:: Items from a data source ::
=-=-=
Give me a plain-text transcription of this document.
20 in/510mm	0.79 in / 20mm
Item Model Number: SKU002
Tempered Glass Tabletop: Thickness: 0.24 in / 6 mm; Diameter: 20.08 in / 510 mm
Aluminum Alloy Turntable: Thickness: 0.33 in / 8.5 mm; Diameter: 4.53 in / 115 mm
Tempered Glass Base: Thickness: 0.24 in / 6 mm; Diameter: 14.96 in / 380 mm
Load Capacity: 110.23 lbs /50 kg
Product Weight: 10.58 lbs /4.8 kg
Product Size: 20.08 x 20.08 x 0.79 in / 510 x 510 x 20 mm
=-=-=
:: Objective ::
All the entries above need to be reproduced exactly.

:: Problem solution ::
Give me a plain-text transcription of this document.
20 in/510mm	0.79 in / 20mm
Item Model Number: SKU002
Tempered Glass Tabletop: Thickness: 0.24 in / 6 mm; Diameter: 20.08 in / 510 mm
Aluminum Alloy Turntable: Thickness: 0.33 in / 8.5 mm; Diameter: 4.53 in / 115 mm
Tempered Glass Base: Thickness: 0.24 in / 6 mm; Diameter: 14.96 in / 380 mm
Load Capacity: 110.23 lbs /50 kg
Product Weight: 10.58 lbs /4.8 kg
Product Size: 20.08 x 20.08 x 0.79 in / 510 x 510 x 20 mm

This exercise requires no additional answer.